**What is expected**
Pull out each line of the data that includes the word "Στρογγυλοποίηση".

Source records:
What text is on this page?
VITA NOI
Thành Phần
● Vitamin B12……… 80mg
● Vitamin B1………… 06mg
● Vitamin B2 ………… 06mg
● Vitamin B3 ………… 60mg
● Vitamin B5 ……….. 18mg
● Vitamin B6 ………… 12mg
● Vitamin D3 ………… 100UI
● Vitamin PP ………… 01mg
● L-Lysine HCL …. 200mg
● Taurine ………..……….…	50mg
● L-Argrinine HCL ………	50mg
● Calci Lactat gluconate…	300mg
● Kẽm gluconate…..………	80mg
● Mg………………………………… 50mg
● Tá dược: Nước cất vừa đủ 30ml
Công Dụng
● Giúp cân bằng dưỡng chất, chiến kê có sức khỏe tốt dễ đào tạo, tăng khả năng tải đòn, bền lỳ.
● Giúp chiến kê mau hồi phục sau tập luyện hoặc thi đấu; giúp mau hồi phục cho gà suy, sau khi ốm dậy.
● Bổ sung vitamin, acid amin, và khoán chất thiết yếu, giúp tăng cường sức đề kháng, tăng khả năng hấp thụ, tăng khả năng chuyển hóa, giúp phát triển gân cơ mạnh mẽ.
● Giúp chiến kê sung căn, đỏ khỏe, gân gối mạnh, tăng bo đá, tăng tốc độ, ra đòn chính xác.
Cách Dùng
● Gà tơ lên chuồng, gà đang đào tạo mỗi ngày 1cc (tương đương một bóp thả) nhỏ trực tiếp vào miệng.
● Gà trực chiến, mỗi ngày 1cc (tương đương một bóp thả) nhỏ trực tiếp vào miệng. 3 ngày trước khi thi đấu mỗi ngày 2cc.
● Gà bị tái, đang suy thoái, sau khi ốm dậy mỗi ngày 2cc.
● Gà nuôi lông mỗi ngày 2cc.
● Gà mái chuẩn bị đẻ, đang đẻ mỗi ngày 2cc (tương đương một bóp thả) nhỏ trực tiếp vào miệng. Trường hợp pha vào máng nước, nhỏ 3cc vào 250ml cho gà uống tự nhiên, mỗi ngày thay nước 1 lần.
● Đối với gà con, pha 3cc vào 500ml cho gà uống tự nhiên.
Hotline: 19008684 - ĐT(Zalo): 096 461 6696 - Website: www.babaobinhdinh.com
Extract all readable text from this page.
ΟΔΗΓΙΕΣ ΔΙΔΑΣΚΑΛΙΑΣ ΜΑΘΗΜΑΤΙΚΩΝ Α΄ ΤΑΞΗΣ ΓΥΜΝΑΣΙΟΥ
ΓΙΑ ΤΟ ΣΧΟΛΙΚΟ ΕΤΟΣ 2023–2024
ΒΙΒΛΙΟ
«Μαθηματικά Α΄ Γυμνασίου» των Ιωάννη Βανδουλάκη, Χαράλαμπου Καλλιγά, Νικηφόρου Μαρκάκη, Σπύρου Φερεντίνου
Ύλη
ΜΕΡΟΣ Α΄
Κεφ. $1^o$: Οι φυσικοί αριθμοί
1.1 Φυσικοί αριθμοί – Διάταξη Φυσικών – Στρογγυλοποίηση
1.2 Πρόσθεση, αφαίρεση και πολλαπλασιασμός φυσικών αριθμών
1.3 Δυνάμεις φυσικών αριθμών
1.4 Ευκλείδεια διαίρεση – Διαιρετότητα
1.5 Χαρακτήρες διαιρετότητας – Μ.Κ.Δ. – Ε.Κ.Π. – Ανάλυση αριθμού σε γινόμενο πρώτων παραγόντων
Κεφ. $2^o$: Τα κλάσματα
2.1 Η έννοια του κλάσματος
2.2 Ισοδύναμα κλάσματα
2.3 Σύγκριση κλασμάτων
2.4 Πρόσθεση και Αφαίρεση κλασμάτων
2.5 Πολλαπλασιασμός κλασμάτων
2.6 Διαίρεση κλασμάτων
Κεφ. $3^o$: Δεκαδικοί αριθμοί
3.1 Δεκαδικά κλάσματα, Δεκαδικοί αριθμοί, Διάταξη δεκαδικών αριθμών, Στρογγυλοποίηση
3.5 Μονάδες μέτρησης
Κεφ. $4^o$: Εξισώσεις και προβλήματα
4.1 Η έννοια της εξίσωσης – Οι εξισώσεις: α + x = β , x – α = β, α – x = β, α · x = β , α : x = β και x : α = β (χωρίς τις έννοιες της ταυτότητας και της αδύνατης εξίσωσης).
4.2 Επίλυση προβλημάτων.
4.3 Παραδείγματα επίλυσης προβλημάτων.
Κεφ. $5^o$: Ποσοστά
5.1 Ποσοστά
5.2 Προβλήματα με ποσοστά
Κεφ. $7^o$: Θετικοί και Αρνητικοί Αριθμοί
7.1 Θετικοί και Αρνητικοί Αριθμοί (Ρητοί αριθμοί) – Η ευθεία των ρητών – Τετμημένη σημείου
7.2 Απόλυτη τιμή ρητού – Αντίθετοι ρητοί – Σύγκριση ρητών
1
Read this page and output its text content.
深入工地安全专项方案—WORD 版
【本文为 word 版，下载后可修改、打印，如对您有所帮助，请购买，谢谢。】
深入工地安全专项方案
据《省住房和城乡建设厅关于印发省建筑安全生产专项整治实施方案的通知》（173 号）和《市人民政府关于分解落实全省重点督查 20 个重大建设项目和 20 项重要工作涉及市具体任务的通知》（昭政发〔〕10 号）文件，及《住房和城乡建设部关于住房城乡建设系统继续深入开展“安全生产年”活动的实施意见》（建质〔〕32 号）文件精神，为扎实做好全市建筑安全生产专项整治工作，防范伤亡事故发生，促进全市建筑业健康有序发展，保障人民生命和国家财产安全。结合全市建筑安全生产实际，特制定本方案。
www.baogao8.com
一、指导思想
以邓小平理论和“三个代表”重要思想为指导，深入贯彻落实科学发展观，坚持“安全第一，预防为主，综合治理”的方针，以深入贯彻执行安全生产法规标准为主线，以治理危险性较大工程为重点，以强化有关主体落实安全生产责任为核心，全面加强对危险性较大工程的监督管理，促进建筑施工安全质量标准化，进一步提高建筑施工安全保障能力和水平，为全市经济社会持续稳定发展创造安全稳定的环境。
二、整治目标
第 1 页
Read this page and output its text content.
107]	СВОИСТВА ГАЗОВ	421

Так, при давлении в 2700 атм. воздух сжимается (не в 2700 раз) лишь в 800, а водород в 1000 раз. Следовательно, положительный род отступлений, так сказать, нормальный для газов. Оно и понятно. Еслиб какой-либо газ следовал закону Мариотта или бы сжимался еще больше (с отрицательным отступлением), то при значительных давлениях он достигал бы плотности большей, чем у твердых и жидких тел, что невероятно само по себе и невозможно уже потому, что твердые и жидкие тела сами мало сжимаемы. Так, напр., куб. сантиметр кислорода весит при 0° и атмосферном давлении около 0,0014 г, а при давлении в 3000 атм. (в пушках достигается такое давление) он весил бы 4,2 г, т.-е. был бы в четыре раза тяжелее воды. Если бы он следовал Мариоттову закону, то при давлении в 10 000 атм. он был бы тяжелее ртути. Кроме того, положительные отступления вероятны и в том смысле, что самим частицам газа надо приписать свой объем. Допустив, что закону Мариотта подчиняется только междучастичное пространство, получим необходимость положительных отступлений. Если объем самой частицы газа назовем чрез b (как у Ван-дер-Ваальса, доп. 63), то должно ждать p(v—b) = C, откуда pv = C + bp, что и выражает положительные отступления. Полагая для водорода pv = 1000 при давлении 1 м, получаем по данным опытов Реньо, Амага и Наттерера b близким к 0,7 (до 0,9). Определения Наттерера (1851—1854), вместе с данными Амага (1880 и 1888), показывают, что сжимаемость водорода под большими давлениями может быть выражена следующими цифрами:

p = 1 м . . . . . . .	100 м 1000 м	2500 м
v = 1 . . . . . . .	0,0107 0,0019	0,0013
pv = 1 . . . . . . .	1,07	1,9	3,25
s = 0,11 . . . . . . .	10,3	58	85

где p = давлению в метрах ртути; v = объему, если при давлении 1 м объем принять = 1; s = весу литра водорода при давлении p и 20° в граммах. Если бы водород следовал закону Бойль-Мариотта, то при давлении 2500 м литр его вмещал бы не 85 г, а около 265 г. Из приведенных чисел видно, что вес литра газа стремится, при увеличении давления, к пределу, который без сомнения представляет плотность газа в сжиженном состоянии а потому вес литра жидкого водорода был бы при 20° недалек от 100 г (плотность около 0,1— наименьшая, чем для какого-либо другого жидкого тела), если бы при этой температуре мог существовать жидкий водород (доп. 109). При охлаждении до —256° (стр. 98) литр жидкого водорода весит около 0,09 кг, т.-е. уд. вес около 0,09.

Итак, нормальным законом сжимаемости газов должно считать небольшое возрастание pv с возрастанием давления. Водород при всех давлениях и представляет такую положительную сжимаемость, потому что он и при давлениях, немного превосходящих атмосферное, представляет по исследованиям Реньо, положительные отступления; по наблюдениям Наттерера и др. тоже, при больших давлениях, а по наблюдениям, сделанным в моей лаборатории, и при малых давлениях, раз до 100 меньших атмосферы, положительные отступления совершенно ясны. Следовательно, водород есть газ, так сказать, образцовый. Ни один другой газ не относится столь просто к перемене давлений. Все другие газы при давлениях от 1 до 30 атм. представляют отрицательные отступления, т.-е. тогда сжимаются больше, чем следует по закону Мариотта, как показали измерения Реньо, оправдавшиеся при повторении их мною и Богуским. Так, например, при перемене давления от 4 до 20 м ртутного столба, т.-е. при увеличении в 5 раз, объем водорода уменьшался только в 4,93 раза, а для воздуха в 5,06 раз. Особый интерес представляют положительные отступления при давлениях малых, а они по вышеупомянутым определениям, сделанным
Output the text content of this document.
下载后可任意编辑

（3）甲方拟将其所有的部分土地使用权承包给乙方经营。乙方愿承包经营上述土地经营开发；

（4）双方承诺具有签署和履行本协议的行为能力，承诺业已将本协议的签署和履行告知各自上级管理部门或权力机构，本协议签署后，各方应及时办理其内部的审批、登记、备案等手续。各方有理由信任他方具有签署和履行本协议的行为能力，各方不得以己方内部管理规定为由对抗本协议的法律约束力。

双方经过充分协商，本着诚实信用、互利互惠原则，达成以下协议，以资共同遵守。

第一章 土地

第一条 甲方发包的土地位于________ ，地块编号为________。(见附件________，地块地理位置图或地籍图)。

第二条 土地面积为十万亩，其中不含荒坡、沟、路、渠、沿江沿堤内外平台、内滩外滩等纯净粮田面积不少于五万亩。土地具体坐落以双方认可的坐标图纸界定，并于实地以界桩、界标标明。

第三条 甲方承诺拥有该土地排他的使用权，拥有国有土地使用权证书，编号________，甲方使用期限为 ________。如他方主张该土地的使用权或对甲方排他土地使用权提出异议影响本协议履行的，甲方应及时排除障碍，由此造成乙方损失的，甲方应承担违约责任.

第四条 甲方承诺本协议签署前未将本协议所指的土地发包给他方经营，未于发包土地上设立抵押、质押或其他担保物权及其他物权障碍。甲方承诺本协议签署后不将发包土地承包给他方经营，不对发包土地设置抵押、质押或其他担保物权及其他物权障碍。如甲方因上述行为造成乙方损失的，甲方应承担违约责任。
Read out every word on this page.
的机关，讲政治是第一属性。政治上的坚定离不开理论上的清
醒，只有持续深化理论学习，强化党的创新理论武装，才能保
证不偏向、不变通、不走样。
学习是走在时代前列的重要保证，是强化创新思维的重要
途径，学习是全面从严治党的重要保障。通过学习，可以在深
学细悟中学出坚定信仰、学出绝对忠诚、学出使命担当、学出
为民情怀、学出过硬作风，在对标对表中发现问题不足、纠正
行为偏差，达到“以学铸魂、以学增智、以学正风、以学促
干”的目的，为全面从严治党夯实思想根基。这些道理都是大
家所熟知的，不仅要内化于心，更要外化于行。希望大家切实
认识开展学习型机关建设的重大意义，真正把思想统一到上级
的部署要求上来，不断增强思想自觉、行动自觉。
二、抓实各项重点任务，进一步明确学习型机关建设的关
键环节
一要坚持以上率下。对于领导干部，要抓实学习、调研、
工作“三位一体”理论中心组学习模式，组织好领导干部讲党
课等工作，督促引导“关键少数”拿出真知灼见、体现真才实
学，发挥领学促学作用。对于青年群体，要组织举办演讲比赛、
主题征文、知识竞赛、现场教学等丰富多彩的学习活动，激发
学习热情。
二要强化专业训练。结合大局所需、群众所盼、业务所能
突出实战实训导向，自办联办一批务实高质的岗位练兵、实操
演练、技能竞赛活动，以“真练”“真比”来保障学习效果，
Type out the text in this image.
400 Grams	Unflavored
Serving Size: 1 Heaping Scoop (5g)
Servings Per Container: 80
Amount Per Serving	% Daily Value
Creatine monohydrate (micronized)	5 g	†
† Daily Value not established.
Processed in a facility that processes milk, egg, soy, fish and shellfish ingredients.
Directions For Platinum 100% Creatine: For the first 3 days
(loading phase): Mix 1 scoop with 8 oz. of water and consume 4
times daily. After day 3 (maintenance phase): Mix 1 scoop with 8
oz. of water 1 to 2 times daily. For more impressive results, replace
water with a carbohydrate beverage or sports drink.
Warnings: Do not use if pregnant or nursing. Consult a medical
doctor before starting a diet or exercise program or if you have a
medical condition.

**Answer**
1.1 Φυσικοί αριθμοί – Διάταξη Φυσικών – Στρογγυλοποίηση
3.1 Δεκαδικά κλάσματα, Δεκαδικοί αριθμοί, Διάταξη δεκαδικών αριθμών, Στρογγυλοποίηση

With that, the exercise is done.